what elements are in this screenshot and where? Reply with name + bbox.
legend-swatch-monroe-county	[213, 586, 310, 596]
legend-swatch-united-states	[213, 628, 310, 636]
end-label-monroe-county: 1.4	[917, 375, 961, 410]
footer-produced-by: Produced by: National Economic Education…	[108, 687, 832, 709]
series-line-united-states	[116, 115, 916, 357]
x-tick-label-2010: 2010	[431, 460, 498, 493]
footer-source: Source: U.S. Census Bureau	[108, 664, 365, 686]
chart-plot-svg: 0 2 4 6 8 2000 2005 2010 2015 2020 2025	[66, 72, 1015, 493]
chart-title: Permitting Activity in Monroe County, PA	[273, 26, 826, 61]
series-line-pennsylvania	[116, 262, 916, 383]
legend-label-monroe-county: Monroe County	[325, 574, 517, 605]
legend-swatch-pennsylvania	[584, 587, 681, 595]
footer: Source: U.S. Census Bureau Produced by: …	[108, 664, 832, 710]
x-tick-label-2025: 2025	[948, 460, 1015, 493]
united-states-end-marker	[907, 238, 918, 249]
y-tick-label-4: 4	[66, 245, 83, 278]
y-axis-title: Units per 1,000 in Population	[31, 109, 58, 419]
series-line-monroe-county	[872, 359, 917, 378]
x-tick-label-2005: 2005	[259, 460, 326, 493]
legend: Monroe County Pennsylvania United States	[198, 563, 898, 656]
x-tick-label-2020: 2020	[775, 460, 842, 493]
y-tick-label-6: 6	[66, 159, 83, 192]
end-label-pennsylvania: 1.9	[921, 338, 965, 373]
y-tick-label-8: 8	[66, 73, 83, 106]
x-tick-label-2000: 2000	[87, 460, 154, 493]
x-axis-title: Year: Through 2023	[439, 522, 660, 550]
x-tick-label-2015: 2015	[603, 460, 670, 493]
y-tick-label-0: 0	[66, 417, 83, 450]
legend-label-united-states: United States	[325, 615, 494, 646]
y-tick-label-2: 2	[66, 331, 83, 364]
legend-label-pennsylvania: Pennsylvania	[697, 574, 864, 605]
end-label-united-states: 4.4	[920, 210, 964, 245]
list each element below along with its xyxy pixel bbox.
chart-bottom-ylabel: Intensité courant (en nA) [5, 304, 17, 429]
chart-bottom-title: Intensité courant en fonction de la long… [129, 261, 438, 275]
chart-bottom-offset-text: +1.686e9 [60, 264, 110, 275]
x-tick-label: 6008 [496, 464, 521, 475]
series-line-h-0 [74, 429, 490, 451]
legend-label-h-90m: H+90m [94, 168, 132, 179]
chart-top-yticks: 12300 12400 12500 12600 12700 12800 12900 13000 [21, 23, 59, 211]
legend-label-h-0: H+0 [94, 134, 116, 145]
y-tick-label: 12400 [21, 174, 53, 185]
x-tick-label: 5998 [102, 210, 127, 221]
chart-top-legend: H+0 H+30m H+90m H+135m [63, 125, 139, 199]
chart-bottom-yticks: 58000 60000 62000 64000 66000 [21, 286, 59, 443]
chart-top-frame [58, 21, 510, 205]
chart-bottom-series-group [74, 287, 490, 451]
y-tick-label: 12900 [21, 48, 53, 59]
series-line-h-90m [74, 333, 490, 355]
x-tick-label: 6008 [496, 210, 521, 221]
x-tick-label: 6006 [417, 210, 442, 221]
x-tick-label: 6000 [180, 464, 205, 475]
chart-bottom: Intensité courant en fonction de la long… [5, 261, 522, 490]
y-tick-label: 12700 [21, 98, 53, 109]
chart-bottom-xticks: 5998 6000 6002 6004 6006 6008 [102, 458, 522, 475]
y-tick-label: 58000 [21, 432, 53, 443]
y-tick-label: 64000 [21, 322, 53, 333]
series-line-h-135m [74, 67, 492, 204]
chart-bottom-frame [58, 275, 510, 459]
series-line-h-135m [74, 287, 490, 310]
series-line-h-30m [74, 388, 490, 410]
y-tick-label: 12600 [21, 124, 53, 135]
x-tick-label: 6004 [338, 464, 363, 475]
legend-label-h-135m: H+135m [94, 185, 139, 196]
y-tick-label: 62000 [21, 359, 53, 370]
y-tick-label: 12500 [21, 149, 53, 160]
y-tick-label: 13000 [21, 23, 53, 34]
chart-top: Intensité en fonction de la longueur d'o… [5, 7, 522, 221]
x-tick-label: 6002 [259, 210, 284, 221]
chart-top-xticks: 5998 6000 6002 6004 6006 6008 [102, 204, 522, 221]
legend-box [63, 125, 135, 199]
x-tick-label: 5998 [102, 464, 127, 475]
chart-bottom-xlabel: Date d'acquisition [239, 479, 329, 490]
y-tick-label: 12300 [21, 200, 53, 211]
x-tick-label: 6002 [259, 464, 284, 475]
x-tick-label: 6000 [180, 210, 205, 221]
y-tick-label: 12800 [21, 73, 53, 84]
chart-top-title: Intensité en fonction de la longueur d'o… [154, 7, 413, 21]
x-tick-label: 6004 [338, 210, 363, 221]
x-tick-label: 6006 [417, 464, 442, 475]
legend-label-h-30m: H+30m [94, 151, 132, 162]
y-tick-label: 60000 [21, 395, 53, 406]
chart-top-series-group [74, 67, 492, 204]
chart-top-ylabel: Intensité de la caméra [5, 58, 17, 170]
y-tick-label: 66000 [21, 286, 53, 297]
▬▬▬▬▬▬▬▬▬▬
What you will do.
Rewrite everything from the start of the material down to the line containing "footer: Source: U.S.", changing "Permitting Activity" to "Building Permits" and leaving the rest unchanged.

Final answer.
what elements are in this screenshot and where? Reply with name + bbox.
legend-swatch-monroe-county	[213, 586, 310, 596]
legend-swatch-united-states	[213, 628, 310, 636]
end-label-monroe-county: 1.4	[917, 375, 961, 410]
footer-produced-by: Produced by: National Economic Education…	[108, 687, 832, 709]
series-line-united-states	[116, 115, 916, 357]
x-tick-label-2010: 2010	[431, 460, 498, 493]
footer-source: Source: U.S. Census Bureau	[108, 664, 365, 686]
chart-plot-svg: 0 2 4 6 8 2000 2005 2010 2015 2020 2025	[66, 72, 1015, 493]
chart-title: Building Permits in Monroe County, PA	[273, 26, 826, 61]
series-line-pennsylvania	[116, 262, 916, 383]
legend-label-monroe-county: Monroe County	[325, 574, 517, 605]
legend-swatch-pennsylvania	[584, 587, 681, 595]
footer: Source: U.S. Census Bureau Produced by: …	[108, 664, 832, 710]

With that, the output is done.